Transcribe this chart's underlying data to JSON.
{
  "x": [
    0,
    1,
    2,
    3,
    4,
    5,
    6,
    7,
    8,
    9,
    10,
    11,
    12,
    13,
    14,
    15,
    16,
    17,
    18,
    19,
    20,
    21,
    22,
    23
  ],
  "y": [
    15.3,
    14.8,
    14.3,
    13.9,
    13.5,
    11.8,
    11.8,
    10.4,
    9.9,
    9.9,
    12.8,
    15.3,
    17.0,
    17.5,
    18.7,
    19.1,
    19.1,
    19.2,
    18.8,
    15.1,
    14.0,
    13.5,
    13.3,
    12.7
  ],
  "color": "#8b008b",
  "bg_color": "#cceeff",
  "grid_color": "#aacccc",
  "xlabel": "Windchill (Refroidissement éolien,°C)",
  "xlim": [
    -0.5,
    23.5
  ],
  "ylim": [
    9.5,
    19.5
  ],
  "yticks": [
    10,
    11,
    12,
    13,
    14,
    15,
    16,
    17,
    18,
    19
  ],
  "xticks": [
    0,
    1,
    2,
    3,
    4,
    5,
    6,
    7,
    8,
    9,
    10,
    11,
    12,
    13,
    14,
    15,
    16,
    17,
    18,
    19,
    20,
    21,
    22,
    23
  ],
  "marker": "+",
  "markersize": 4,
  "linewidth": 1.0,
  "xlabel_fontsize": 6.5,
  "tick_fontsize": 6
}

########

◆ **Stated task**:
All of the material above needs to be copied exactly.

◆ **Complete answer**:
Transcribe this chart's underlying data to JSON.
{
  "x": [
    0,
    1,
    2,
    3,
    4,
    5,
    6,
    7,
    8,
    9,
    10,
    11,
    12,
    13,
    14,
    15,
    16,
    17,
    18,
    19,
    20,
    21,
    22,
    23
  ],
  "y": [
    15.3,
    14.8,
    14.3,
    13.9,
    13.5,
    11.8,
    11.8,
    10.4,
    9.9,
    9.9,
    12.8,
    15.3,
    17.0,
    17.5,
    18.7,
    19.1,
    19.1,
    19.2,
    18.8,
    15.1,
    14.0,
    13.5,
    13.3,
    12.7
  ],
  "color": "#8b008b",
  "bg_color": "#cceeff",
  "grid_color": "#aacccc",
  "xlabel": "Windchill (Refroidissement éolien,°C)",
  "xlim": [
    -0.5,
    23.5
  ],
  "ylim": [
    9.5,
    19.5
  ],
  "yticks": [
    10,
    11,
    12,
    13,
    14,
    15,
    16,
    17,
    18,
    19
  ],
  "xticks": [
    0,
    1,
    2,
    3,
    4,
    5,
    6,
    7,
    8,
    9,
    10,
    11,
    12,
    13,
    14,
    15,
    16,
    17,
    18,
    19,
    20,
    21,
    22,
    23
  ],
  "marker": "+",
  "markersize": 4,
  "linewidth": 1.0,
  "xlabel_fontsize": 6.5,
  "tick_fontsize": 6
}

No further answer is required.